Extend the passage about outsourcing and American jobs, starting right after its final sentence.

======== SUPPLIED PASSAGE ========

Why, they'll be even better, brags economist and outsourcing enthusiast, Catherine Mann. Dr. Mann, who also labors under the illusion that only bottom-rung jobs are vanishing, plays Pollyanna to a doubting Thomas, Ron Hira of IEEE-USA. Professor Hira confessed to Washington Post readers that he, an industry insider, had no idea what shape the "new" putative high-value jobs would take. "Is it nanotech, biotech, bioinformatics?" Of one thing he is certain, however: "Other developing and developed countries are targeting those very same industries and jobs."
Thankfully, author Virginia Postrel has located America's burgeoning (and indubitably "dynamist") occupations. She faults the Bureau of Labor Statistics for failing to recognize the rise of spa-related personal services e.g., manicure and massage therapy for the powerhouse growth industries they are. Of course, if Ms. Postrel is to remain faithful to the central thesis of her first book that all change is always good she is obligated to remain, like Ms. Mann, a Pollyanna, despite the new employment reality. Ms. Postrel's second book, the sum of which is that all that glitters is gold, even better encapsulates her enthusiasm for the role eyebrow waxing and other crafts will play in an economic recovery.
Although preliminary even tentative the Bureau's Employment Situation Summary suggests that high-value knowledge jobs are being replaced with low-value service and manual-labor jobs. The ensuing loss of income to American workers will surely outweigh the lower prices outsourcing engenders.
If I refuse to genuflect to this brave new world, it's because the idea of living in communities where applied scientists are unemployed while colonic hydrotherapists thrive isn't particularly enthralling. I'll leave it to the motion obsessed, ever-evolving Ms. Postrel to celebrate that kind of future.
I've found another CIA source that gives the GDP of China in 2003 to be $5,000 per capita "measured on a purchasing power parity basis".
GDP per capita in the U.S. in 2003 was around $37,000.
China has a long way to go before they have an equivalent GDP to ours. IMV, they will never do it without a large evolution toward freedom. A country that is highly free is not a danger to other countries.
Okay, but that was not your original comment.

======== INFORMATION SUPPLIED ========

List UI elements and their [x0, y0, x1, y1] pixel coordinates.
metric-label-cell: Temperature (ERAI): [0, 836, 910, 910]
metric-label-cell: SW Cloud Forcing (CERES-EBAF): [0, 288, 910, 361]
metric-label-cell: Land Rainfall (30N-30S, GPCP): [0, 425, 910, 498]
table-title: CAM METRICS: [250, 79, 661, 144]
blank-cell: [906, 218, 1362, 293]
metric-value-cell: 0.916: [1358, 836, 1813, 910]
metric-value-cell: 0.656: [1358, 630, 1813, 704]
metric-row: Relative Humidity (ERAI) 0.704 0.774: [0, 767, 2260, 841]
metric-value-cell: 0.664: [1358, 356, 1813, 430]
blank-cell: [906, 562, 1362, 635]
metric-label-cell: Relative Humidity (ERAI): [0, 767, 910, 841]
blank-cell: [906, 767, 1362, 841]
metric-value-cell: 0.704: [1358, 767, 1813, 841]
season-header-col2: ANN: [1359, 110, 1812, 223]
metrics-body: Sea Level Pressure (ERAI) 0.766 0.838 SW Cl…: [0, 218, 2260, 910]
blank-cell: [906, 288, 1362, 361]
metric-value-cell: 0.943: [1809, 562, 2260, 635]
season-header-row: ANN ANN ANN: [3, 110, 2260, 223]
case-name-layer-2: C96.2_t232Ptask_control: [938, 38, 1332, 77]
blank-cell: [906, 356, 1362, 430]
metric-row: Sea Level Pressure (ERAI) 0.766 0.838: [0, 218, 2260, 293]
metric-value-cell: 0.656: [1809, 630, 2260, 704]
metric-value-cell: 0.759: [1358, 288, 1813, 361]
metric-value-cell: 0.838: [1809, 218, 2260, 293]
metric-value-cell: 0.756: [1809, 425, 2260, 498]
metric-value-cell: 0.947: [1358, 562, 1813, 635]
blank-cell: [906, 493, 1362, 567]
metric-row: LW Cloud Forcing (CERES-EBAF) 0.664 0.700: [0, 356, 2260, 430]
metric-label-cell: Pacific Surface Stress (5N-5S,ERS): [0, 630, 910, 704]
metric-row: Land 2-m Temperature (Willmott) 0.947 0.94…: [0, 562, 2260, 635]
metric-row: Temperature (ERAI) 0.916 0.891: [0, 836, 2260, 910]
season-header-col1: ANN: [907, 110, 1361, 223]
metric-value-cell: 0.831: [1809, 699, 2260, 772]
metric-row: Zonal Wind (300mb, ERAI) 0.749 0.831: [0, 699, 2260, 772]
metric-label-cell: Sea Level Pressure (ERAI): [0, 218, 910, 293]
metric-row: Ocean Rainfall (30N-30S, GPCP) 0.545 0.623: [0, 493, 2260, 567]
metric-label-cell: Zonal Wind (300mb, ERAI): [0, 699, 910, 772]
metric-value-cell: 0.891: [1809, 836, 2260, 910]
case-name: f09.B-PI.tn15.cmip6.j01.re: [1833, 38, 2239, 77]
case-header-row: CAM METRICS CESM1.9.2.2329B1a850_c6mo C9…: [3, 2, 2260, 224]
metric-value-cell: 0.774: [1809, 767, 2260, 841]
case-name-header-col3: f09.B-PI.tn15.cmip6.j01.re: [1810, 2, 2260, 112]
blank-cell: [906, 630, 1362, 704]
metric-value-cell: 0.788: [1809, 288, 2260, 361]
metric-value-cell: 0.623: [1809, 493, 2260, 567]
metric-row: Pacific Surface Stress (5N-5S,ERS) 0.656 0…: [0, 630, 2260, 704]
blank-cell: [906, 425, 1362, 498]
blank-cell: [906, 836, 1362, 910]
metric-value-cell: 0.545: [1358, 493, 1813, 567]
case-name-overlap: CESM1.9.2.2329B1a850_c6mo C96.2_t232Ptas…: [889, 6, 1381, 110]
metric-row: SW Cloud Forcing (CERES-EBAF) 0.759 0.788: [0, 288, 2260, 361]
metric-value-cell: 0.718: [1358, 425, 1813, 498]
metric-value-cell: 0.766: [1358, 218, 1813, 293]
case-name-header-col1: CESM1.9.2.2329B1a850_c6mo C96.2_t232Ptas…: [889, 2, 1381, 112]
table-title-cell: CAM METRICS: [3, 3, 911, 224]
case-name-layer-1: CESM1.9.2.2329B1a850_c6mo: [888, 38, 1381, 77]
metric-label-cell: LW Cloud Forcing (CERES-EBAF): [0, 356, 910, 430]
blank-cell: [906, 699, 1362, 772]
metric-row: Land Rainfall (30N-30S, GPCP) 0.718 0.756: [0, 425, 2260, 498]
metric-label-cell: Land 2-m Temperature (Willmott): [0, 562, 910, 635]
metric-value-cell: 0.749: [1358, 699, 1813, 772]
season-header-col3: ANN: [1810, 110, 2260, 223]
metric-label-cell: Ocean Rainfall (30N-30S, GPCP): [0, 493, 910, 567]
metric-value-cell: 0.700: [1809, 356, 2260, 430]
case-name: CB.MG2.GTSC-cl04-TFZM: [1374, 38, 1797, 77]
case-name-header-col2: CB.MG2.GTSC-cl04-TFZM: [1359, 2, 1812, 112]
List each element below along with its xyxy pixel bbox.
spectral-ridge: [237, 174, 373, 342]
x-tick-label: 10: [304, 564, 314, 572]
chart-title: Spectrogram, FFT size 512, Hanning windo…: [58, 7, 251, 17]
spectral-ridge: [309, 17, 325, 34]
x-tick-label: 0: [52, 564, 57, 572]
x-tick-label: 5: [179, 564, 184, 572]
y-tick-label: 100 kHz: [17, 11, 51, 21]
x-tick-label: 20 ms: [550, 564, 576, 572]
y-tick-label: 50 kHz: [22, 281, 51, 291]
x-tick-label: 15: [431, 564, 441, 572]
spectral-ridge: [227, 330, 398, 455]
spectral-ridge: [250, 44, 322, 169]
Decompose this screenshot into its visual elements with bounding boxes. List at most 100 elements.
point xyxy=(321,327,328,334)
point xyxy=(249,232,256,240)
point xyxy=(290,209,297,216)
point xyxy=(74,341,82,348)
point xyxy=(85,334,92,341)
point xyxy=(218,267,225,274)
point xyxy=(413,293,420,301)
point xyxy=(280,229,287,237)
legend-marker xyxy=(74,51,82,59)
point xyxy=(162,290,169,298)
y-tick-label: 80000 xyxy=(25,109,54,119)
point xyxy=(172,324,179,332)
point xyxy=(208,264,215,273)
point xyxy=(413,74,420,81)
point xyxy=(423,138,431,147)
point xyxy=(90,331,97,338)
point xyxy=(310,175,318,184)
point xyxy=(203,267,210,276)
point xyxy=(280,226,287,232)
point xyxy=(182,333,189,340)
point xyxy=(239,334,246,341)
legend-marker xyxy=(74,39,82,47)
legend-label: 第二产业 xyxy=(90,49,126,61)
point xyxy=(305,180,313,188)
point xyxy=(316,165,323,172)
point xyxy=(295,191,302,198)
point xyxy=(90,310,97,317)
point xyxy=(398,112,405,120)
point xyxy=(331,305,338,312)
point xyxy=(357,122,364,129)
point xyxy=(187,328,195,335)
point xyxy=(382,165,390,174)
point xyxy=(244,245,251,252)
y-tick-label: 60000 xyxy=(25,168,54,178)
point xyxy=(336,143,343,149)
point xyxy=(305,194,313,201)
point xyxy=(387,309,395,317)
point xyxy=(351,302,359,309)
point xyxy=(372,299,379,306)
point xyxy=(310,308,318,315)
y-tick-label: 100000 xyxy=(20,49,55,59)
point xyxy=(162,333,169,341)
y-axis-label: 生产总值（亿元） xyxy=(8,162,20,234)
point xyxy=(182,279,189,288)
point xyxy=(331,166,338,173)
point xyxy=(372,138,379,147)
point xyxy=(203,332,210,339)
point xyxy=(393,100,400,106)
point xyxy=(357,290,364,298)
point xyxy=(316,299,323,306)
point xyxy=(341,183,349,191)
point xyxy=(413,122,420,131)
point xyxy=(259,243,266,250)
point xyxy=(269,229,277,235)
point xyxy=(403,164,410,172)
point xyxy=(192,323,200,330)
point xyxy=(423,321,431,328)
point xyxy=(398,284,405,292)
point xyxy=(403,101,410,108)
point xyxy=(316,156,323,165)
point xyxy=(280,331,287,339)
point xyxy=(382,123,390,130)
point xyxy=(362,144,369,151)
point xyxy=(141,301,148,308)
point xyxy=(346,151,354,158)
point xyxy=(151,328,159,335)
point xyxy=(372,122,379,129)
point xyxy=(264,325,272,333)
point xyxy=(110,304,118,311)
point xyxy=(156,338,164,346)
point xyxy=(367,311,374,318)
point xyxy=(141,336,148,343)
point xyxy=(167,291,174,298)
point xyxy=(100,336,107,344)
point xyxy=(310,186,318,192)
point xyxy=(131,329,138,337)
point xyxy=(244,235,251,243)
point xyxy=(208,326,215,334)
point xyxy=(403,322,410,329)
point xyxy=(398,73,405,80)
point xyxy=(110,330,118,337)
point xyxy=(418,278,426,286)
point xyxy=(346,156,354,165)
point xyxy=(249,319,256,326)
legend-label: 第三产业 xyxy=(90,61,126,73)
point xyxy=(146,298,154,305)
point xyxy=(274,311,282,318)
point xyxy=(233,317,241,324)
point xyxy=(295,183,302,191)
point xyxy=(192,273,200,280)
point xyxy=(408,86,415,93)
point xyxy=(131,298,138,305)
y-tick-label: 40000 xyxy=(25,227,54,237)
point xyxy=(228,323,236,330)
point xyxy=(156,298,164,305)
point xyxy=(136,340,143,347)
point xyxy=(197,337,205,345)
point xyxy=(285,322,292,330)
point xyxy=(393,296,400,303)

========

■ **WRITTEN REPLY**
A 2 bedroom apartment in China would rent for 10 U.S. dollars a month (purchasing power adjusted) because it is a 2 bedroom apartment in a Communist Country.
Cut out a piece of turf in this country, make it communist and then try to rent a room for more than $10 a month, XBoob.
Your premise is false. Your conclusion is false.
Okay, but that was not your original comment.
My original comment was to compare China's GDP per capita with the U.S. GDP per capita.
So instead of it being a $4,400 vs. $37,000 comparison, it was a $5,000 vs. $37,000 comparison.
My point remains the same.
Will China initiate a new Pearl Harbor style attack? And - will we be able to win this one?
Reagan also wasn't averse to using a little protectionism from time to time when necessary. Like in order to save Harley-Davidson from being driven out of business, for example.
Sorry - it is your premis that the purchasing power, when listed in the same currency, is at parity. And it is pretty obvious, if you had a clue. Based on salaries, my driver made $150 per month. So his apartment cost him 6% of his monthly salary. So, an for an equivalent amount of work, an equivalent apartment, at $500 per month, a driver here would have to be paid $8333 per month.
Clue to you -- Cost of Living and Purchasing Power Parity are two different things.
I thought it was obvious.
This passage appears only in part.